Extracted records ▸
=-=-=-=-=

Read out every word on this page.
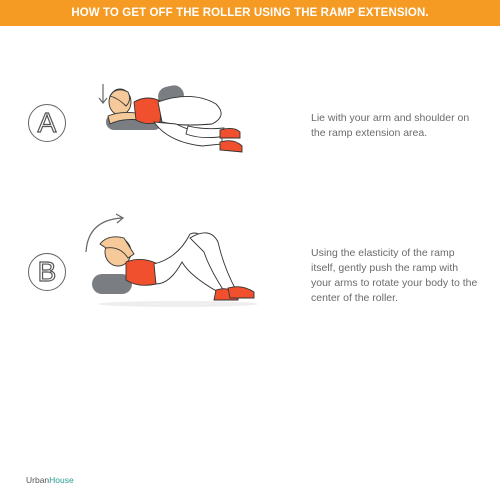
HOW TO GET OFF THE ROLLER USING THE RAMP EXTENSION.
A	Lie with your arm and shoulder on the ramp extension area.
B
Using the elasticity of the ramp itself, gently push the ramp with your arms to rotate your body to the center of the roller.
UrbanHouse
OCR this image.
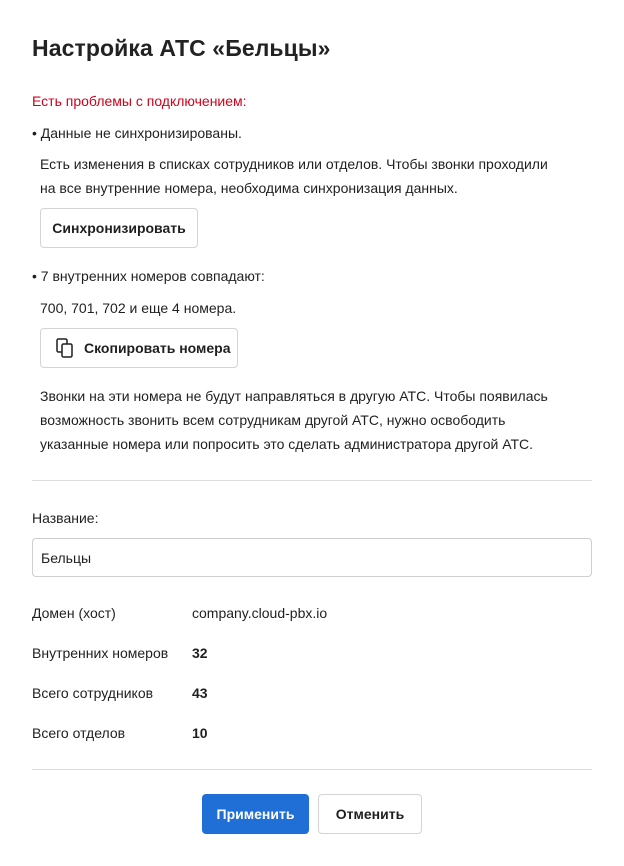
Настройка АТС «Бельцы»
Есть проблемы с подключением:
• Данные не синхронизированы.
Есть изменения в списках сотрудников или отделов. Чтобы звонки проходили
на все внутренние номера, необходима синхронизация данных.
Синхронизировать
• 7 внутренних номеров совпадают:
700, 701, 702 и еще 4 номера.
Скопировать номера
Звонки на эти номера не будут направляться в другую АТС. Чтобы появилась
возможность звонить всем сотрудникам другой АТС, нужно освободить
указанные номера или попросить это сделать администратора другой АТС.
Название:
Бельцы
Домен (хост)	company.cloud-pbx.io
Внутренних номеров 32
Всего сотрудников	43
Всего отделов	10
Применить	Отменить
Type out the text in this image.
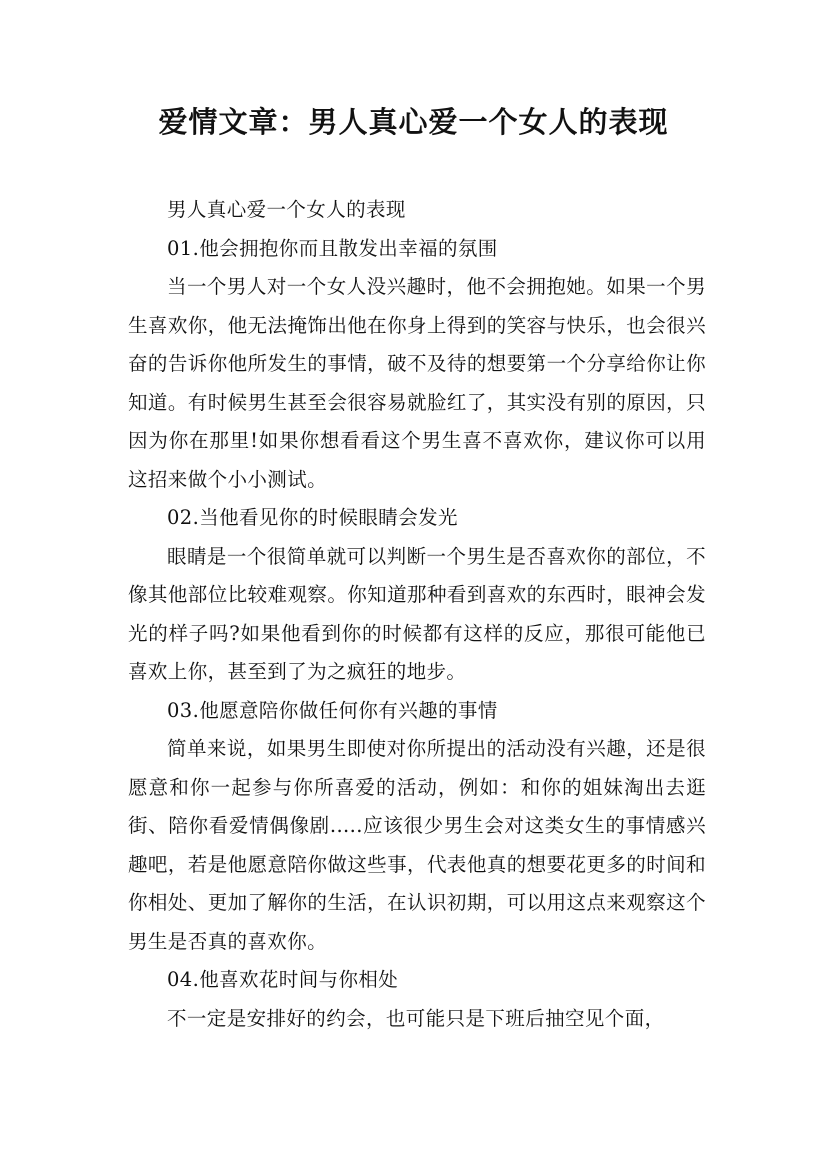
爱情文章：男人真心爱一个女人的表现

男人真心爱一个女人的表现

01.他会拥抱你而且散发出幸福的氛围

当一个男人对一个女人没兴趣时，他不会拥抱她。如果一个男生喜欢你，他无法掩饰出他在你身上得到的笑容与快乐，也会很兴奋的告诉你他所发生的事情，破不及待的想要第一个分享给你让你知道。有时候男生甚至会很容易就脸红了，其实没有别的原因，只因为你在那里!如果你想看看这个男生喜不喜欢你，建议你可以用这招来做个小小测试。

02.当他看见你的时候眼睛会发光

眼睛是一个很简单就可以判断一个男生是否喜欢你的部位，不像其他部位比较难观察。你知道那种看到喜欢的东西时，眼神会发光的样子吗?如果他看到你的时候都有这样的反应，那很可能他已喜欢上你，甚至到了为之疯狂的地步。

03.他愿意陪你做任何你有兴趣的事情

简单来说，如果男生即使对你所提出的活动没有兴趣，还是很愿意和你一起参与你所喜爱的活动，例如：和你的姐妹淘出去逛街、陪你看爱情偶像剧.....应该很少男生会对这类女生的事情感兴趣吧，若是他愿意陪你做这些事，代表他真的想要花更多的时间和你相处、更加了解你的生活，在认识初期，可以用这点来观察这个男生是否真的喜欢你。

04.他喜欢花时间与你相处

不一定是安排好的约会，也可能只是下班后抽空见个面，
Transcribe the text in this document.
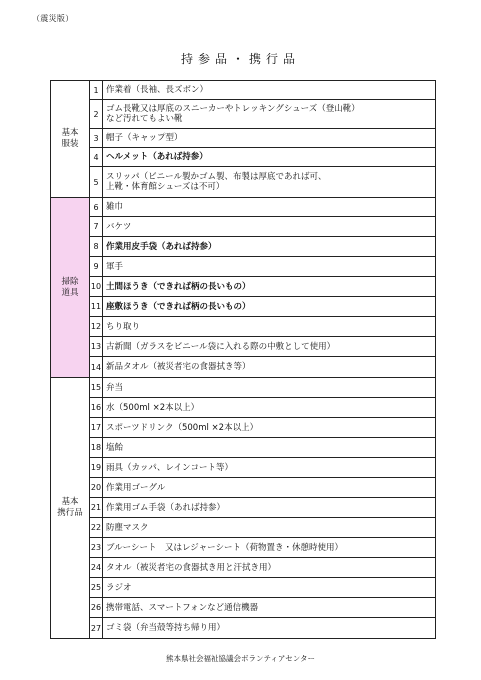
（震災版）
持参品・携行品
基本
服装
1 作業着（長袖、長ズボン）
2 ゴム長靴又は厚底のスニーカーやトレッキングシューズ（登山靴）
など汚れてもよい靴
3 帽子（キャップ型）
4 ヘルメット（あれば持参）
5 スリッパ（ビニール製かゴム製、布製は厚底であれば可、
上靴・体育館シューズは不可）
掃除
道具
6 雑巾
7 バケツ
8 作業用皮手袋（あれば持参）
9 軍手
10 土間ほうき（できれば柄の長いもの）
11 座敷ほうき（できれば柄の長いもの）
12 ちり取り
13 古新聞（ガラスをビニール袋に入れる際の中敷として使用）
14 新品タオル（被災者宅の食器拭き等）
基本
携行品
15 弁当
16 水（500ml ×2本以上）
17 スポーツドリンク（500ml ×2本以上）
18 塩飴
19 雨具（カッパ、レインコート等）
20 作業用ゴーグル
21 作業用ゴム手袋（あれば持参）
22 防塵マスク
23 ブルーシート　又はレジャーシート（荷物置き・休憩時使用）
24 タオル（被災者宅の食器拭き用と汗拭き用）
25 ラジオ
26 携帯電話、スマートフォンなど通信機器
27 ゴミ袋（弁当殻等持ち帰り用）
熊本県社会福祉協議会ボランティアセンター
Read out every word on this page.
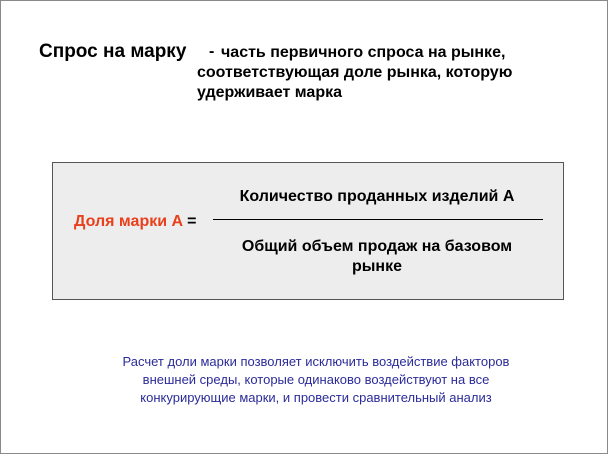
Спрос на марку - часть первичного спроса на рынке, соответствующая доле рынка, которую удерживает марка
Доля марки А =
Количество проданных изделий А
Общий объем продаж на базовом рынке
Расчет доли марки позволяет исключить воздействие факторов внешней среды, которые одинаково воздействуют на все конкурирующие марки, и провести сравнительный анализ
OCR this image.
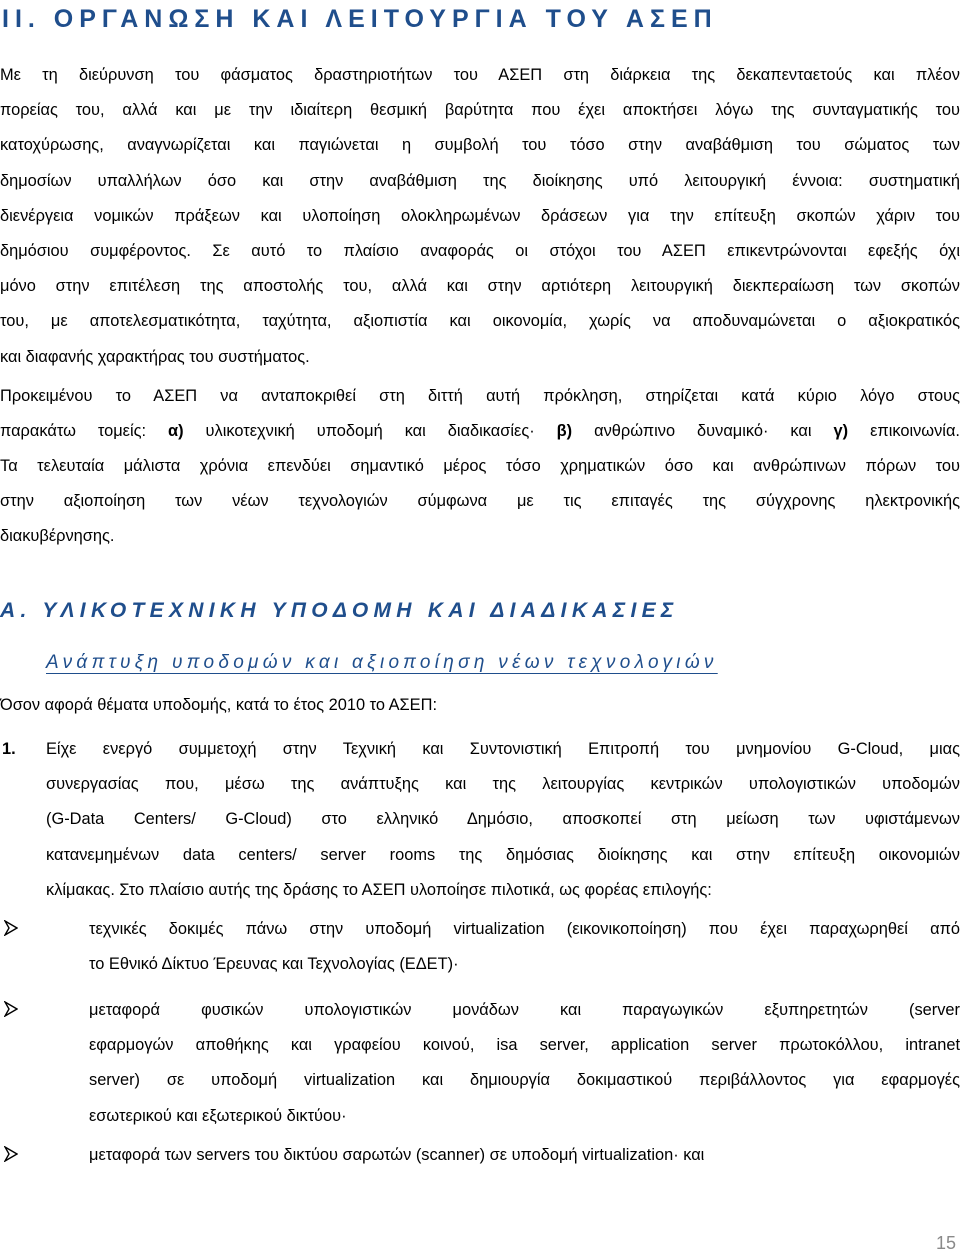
II. ΟΡΓΑΝΩΣΗ ΚΑΙ ΛΕΙΤΟΥΡΓΙΑ ΤΟΥ ΑΣΕΠ
Με τη διεύρυνση του φάσματος δραστηριοτήτων του ΑΣΕΠ στη διάρκεια της δεκαπενταετούς και πλέον
πορείας του, αλλά και με την ιδιαίτερη θεσμική βαρύτητα που έχει αποκτήσει λόγω της συνταγματικής του
κατοχύρωσης, αναγνωρίζεται και παγιώνεται η συμβολή του τόσο στην αναβάθμιση του σώματος των
δημοσίων υπαλλήλων όσο και στην αναβάθμιση της διοίκησης υπό λειτουργική έννοια: συστηματική
διενέργεια νομικών πράξεων και υλοποίηση ολοκληρωμένων δράσεων για την επίτευξη σκοπών χάριν του
δημόσιου συμφέροντος. Σε αυτό το πλαίσιο αναφοράς οι στόχοι του ΑΣΕΠ επικεντρώνονται εφεξής όχι
μόνο στην επιτέλεση της αποστολής του, αλλά και στην αρτιότερη λειτουργική διεκπεραίωση των σκοπών
του, με αποτελεσματικότητα, ταχύτητα, αξιοπιστία και οικονομία, χωρίς να αποδυναμώνεται ο αξιοκρατικός
και διαφανής χαρακτήρας του συστήματος.
Προκειμένου το ΑΣΕΠ να ανταποκριθεί στη διττή αυτή πρόκληση, στηρίζεται κατά κύριο λόγο στους
παρακάτω τομείς: α) υλικοτεχνική υποδομή και διαδικασίες· β) ανθρώπινο δυναμικό· και γ) επικοινωνία.
Τα τελευταία μάλιστα χρόνια επενδύει σημαντικό μέρος τόσο χρηματικών όσο και ανθρώπινων πόρων του
στην αξιοποίηση των νέων τεχνολογιών σύμφωνα με τις επιταγές της σύγχρονης ηλεκτρονικής
διακυβέρνησης.
Α. ΥΛΙΚΟΤΕΧΝΙΚΗ ΥΠΟΔΟΜΗ ΚΑΙ ΔΙΑΔΙΚΑΣΙΕΣ
Ανάπτυξη υποδομών και αξιοποίηση νέων τεχνολογιών
Όσον αφορά θέματα υποδομής, κατά το έτος 2010 το ΑΣΕΠ:
1. Είχε ενεργό συμμετοχή στην Τεχνική και Συντονιστική Επιτροπή του μνημονίου G-Cloud, μιας
συνεργασίας που, μέσω της ανάπτυξης και της λειτουργίας κεντρικών υπολογιστικών υποδομών
(G-Data Centers/ G-Cloud) στο ελληνικό Δημόσιο, αποσκοπεί στη μείωση των υφιστάμενων
κατανεμημένων data centers/ server rooms της δημόσιας διοίκησης και στην επίτευξη οικονομιών
κλίμακας. Στο πλαίσιο αυτής της δράσης το ΑΣΕΠ υλοποίησε πιλοτικά, ως φορέας επιλογής:
τεχνικές δοκιμές πάνω στην υποδομή virtualization (εικονικοποίηση) που έχει παραχωρηθεί από
το Εθνικό Δίκτυο Έρευνας και Τεχνολογίας (ΕΔΕΤ)·
μεταφορά φυσικών υπολογιστικών μονάδων και παραγωγικών εξυπηρετητών (server
εφαρμογών αποθήκης και γραφείου κοινού, isa server, application server πρωτοκόλλου, intranet
server) σε υποδομή virtualization και δημιουργία δοκιμαστικού περιβάλλοντος για εφαρμογές
εσωτερικού και εξωτερικού δικτύου·
μεταφορά των servers του δικτύου σαρωτών (scanner) σε υποδομή virtualization· και
15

=-=-=-=-=

Reply with one number only: how many lines of the listing hold "σκοπών"?

2